Problem to solve>
Locate the lines of the listing below that hold "m随机方向", then copy each of them.

Dataset records>

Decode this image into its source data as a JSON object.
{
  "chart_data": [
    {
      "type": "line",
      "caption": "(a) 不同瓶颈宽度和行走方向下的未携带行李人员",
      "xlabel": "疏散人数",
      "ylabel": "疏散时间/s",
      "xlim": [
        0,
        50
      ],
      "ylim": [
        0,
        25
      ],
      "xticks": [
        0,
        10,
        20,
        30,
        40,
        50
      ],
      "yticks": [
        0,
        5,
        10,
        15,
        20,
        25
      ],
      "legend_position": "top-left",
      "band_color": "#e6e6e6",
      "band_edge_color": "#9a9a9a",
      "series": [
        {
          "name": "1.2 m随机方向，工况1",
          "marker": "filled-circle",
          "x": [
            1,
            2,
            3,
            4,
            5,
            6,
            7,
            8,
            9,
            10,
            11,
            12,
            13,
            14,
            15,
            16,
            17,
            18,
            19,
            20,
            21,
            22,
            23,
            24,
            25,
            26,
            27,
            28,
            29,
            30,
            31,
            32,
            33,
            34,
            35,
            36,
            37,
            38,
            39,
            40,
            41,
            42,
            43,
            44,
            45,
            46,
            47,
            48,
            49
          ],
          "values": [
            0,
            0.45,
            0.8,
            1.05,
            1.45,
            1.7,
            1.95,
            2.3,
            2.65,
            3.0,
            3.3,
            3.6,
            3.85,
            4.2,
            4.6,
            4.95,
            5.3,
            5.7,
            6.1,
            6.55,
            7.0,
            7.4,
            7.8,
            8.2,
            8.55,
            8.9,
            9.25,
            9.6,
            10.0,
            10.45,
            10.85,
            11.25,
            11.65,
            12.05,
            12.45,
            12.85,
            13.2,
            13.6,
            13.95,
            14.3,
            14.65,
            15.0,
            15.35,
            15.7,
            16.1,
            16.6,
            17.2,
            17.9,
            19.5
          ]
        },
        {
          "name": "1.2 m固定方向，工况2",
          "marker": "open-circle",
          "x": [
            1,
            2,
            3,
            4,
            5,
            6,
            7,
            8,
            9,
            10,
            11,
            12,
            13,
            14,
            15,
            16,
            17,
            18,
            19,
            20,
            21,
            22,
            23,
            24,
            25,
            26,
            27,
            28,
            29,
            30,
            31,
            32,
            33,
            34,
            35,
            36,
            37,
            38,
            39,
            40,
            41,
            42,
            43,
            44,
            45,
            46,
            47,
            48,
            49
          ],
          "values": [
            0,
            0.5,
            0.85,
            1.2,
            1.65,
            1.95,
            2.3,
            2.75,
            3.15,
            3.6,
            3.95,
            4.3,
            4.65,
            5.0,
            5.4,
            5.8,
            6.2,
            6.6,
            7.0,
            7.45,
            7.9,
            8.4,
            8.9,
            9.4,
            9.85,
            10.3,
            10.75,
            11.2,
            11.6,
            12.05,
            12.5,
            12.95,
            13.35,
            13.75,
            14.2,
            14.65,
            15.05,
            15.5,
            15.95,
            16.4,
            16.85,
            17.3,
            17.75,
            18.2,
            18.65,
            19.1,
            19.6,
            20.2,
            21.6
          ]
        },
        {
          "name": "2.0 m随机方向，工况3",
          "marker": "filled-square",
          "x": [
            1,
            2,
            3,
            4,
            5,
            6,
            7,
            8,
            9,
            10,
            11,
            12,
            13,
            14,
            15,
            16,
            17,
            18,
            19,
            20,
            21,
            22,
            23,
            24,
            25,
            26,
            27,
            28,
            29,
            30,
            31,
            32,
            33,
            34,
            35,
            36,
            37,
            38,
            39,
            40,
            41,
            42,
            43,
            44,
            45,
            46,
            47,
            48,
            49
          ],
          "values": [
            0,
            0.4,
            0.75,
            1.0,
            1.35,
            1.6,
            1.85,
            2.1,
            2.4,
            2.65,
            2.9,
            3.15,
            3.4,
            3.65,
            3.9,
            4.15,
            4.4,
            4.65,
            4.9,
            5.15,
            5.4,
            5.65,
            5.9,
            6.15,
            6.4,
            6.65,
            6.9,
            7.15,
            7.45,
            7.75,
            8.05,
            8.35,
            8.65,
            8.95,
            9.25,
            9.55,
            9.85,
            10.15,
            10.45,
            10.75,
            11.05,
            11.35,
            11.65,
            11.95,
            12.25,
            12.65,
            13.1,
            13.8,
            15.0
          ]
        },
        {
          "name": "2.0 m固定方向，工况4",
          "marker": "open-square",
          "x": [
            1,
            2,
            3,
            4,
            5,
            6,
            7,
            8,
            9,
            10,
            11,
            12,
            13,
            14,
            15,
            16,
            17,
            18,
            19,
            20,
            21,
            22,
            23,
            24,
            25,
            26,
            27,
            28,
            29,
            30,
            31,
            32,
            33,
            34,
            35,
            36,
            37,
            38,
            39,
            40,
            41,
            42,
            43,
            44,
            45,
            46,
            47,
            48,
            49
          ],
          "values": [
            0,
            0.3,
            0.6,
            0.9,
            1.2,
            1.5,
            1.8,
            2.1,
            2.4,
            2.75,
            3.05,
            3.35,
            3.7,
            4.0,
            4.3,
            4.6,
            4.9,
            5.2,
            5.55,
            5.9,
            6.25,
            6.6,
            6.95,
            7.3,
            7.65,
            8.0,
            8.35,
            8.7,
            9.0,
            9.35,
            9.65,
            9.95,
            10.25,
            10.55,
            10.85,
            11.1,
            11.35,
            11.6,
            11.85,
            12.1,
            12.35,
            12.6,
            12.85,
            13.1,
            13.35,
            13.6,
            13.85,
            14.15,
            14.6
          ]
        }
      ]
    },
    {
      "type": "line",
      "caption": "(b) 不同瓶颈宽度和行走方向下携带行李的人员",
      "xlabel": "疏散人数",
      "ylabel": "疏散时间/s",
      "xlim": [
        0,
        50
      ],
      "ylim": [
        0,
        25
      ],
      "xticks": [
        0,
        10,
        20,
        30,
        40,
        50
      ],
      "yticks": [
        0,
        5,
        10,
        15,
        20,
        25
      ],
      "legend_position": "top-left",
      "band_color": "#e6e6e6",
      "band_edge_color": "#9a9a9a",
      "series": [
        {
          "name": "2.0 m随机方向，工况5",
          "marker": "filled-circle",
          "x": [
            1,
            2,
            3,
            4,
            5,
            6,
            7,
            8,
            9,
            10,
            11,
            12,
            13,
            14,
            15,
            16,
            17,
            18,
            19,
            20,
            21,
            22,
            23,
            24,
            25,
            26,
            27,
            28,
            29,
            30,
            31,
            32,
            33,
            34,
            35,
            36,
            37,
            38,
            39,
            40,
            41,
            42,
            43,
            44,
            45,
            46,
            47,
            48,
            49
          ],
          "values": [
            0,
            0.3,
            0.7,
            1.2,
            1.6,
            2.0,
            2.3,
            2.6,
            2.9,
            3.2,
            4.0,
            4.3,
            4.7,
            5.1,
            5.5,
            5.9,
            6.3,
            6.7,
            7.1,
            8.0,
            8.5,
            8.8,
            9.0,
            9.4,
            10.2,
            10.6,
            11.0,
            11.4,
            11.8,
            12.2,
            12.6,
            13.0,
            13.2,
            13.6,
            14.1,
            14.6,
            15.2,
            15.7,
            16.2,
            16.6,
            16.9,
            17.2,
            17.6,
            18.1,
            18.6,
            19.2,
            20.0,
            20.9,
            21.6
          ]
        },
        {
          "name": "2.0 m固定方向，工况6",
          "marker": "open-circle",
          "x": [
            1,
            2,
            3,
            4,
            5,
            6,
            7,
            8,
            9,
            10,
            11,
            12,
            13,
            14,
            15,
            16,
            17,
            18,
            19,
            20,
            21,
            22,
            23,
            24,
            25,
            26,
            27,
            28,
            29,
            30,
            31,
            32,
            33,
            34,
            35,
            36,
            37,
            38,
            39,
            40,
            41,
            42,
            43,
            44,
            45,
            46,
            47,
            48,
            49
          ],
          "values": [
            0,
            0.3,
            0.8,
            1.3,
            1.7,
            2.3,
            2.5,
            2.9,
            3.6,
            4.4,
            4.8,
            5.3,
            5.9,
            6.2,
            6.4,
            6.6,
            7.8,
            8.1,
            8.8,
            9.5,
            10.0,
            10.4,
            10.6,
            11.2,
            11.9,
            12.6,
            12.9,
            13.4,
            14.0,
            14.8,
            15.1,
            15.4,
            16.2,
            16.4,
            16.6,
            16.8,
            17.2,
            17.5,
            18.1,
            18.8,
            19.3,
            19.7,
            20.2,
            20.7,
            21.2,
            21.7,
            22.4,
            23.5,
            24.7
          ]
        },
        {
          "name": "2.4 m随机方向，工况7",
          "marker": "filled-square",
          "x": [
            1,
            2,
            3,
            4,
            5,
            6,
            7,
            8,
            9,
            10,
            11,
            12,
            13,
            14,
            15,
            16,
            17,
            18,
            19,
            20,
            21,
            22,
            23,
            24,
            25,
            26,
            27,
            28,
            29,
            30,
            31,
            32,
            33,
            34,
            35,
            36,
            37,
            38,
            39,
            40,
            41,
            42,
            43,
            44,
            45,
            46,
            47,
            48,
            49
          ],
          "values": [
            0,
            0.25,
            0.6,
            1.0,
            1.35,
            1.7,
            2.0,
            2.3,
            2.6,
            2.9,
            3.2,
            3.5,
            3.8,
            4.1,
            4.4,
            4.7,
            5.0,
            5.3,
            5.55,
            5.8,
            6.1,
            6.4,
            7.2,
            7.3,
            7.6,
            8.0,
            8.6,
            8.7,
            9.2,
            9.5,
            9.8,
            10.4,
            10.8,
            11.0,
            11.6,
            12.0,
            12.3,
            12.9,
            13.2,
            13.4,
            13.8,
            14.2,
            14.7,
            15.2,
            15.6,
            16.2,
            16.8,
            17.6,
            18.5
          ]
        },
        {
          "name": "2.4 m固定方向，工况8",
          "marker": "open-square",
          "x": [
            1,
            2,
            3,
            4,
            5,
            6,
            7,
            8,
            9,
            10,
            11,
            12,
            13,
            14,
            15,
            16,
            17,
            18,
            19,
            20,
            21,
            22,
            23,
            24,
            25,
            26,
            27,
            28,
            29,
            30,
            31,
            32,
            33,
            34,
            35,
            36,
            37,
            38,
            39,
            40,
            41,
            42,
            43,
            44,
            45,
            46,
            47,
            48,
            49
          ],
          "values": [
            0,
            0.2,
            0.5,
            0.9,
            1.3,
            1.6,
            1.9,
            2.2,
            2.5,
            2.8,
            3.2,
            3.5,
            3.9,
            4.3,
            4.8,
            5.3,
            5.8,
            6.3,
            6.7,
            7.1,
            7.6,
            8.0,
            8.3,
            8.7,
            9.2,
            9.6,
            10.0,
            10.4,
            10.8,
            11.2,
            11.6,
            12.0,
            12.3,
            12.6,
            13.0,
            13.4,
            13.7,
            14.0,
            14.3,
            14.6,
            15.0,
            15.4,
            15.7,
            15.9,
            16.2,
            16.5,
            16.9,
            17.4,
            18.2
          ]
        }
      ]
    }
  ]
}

Complete answer>
          "name": "1.2 m随机方向，工况1",
          "name": "2.0 m随机方向，工况3",
          "name": "2.0 m随机方向，工况5",
          "name": "2.4 m随机方向，工况7",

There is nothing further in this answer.